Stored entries
-- Begin --

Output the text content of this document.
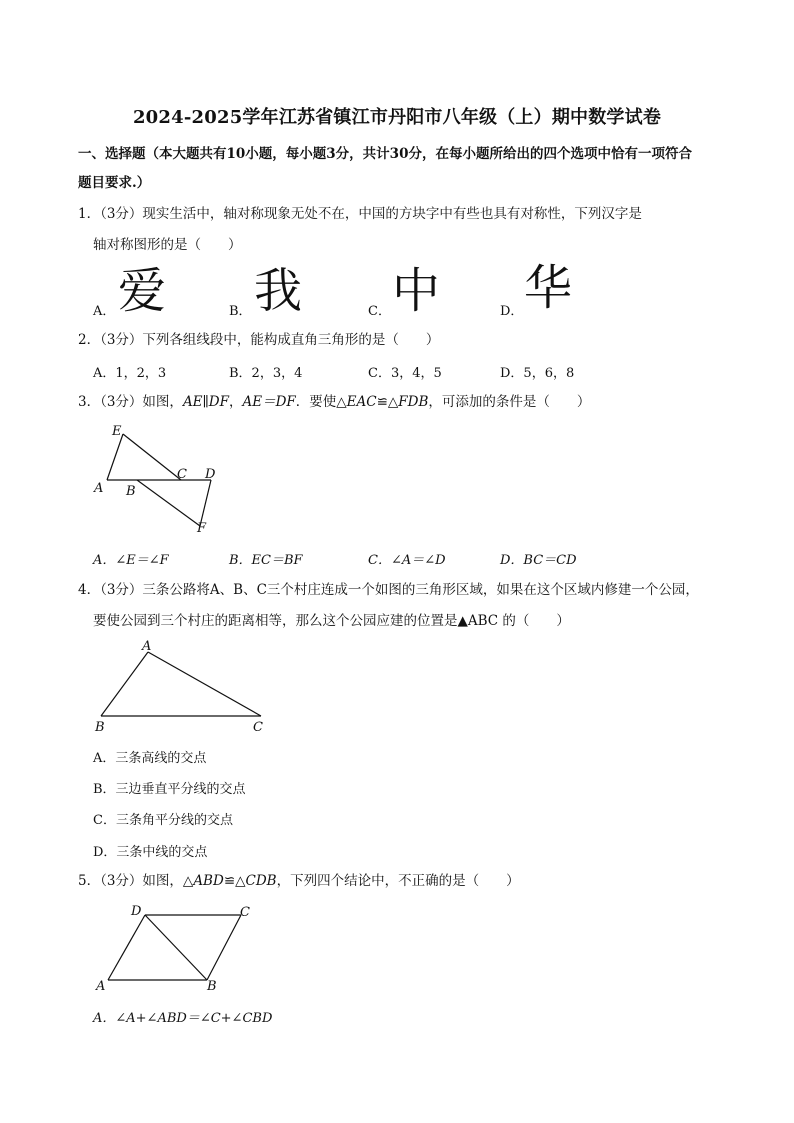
2024-2025学年江苏省镇江市丹阳市八年级（上）期中数学试卷
一、选择题（本大题共有10小题，每小题3分，共计30分，在每小题所给出的四个选项中恰有一项符合
题目要求.）
1．（3分）现实生活中，轴对称现象无处不在，中国的方块字中有些也具有对称性，下列汉字是
轴对称图形的是（　　）
A． 爱	B． 我	C． 中	D． 华
2．（3分）下列各组线段中，能构成直角三角形的是（　　）
A．1，2，3	B．2，3，4	C．3，4，5	D．5，6，8
3．（3分）如图，AE∥DF，AE＝DF．要使△EAC≌△FDB，可添加的条件是（　　）
E
C D
A B
F
A．∠E＝∠F	B．EC＝BF	C．∠A＝∠D	D．BC＝CD
4．（3分）三条公路将A、B、C三个村庄连成一个如图的三角形区域，如果在这个区域内修建一个公园，
要使公园到三个村庄的距离相等，那么这个公园应建的位置是▲ABC 的（　　）
A
B	C
A．三条高线的交点
B．三边垂直平分线的交点
C．三条角平分线的交点
D．三条中线的交点
5．（3分）如图，△ABD≌△CDB，下列四个结论中，不正确的是（　　）
D	C
A	B
A．∠A+∠ABD＝∠C+∠CBD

-- End --

## [TASK REQUIREMENTS]
Without the pictures, repeat the listing above exactly.

## [FULL ANSWER]
Output the text content of this document.
2024-2025学年江苏省镇江市丹阳市八年级（上）期中数学试卷
一、选择题（本大题共有10小题，每小题3分，共计30分，在每小题所给出的四个选项中恰有一项符合
题目要求.）
1．（3分）现实生活中，轴对称现象无处不在，中国的方块字中有些也具有对称性，下列汉字是
轴对称图形的是（　　）
A． 爱	B． 我	C． 中	D． 华
2．（3分）下列各组线段中，能构成直角三角形的是（　　）
A．1，2，3	B．2，3，4	C．3，4，5	D．5，6，8
3．（3分）如图，AE∥DF，AE＝DF．要使△EAC≌△FDB，可添加的条件是（　　）
E
C D
A B
F
A．∠E＝∠F	B．EC＝BF	C．∠A＝∠D	D．BC＝CD
4．（3分）三条公路将A、B、C三个村庄连成一个如图的三角形区域，如果在这个区域内修建一个公园，
要使公园到三个村庄的距离相等，那么这个公园应建的位置是▲ABC 的（　　）
A
B	C
A．三条高线的交点
B．三边垂直平分线的交点
C．三条角平分线的交点
D．三条中线的交点
5．（3分）如图，△ABD≌△CDB，下列四个结论中，不正确的是（　　）
D	C
A	B
A．∠A+∠ABD＝∠C+∠CBD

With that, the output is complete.